Reproduce all of the data exactly, with no line skipped.

= = = = = = =

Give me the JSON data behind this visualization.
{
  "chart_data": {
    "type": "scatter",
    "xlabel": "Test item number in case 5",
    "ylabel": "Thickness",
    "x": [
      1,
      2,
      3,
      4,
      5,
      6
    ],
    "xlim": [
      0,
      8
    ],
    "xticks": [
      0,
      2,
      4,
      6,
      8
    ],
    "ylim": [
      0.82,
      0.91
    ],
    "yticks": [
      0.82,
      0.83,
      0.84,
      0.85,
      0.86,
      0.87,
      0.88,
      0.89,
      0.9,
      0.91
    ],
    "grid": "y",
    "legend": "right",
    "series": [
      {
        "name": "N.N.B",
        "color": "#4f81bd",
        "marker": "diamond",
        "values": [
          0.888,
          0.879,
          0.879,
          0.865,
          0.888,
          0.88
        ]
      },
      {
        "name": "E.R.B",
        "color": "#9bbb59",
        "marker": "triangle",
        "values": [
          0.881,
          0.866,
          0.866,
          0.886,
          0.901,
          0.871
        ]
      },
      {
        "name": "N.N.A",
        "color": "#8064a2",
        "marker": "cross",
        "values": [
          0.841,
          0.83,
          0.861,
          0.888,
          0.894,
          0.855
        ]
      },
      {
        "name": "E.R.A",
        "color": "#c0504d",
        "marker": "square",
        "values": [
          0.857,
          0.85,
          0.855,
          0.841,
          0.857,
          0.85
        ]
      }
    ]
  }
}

= = = = = = =

▸ ANSWER TO THIS TASK
Give me the JSON data behind this visualization.
{
  "chart_data": {
    "type": "scatter",
    "xlabel": "Test item number in case 5",
    "ylabel": "Thickness",
    "x": [
      1,
      2,
      3,
      4,
      5,
      6
    ],
    "xlim": [
      0,
      8
    ],
    "xticks": [
      0,
      2,
      4,
      6,
      8
    ],
    "ylim": [
      0.82,
      0.91
    ],
    "yticks": [
      0.82,
      0.83,
      0.84,
      0.85,
      0.86,
      0.87,
      0.88,
      0.89,
      0.9,
      0.91
    ],
    "grid": "y",
    "legend": "right",
    "series": [
      {
        "name": "N.N.B",
        "color": "#4f81bd",
        "marker": "diamond",
        "values": [
          0.888,
          0.879,
          0.879,
          0.865,
          0.888,
          0.88
        ]
      },
      {
        "name": "E.R.B",
        "color": "#9bbb59",
        "marker": "triangle",
        "values": [
          0.881,
          0.866,
          0.866,
          0.886,
          0.901,
          0.871
        ]
      },
      {
        "name": "N.N.A",
        "color": "#8064a2",
        "marker": "cross",
        "values": [
          0.841,
          0.83,
          0.861,
          0.888,
          0.894,
          0.855
        ]
      },
      {
        "name": "E.R.A",
        "color": "#c0504d",
        "marker": "square",
        "values": [
          0.857,
          0.85,
          0.855,
          0.841,
          0.857,
          0.85
        ]
      }
    ]
  }
}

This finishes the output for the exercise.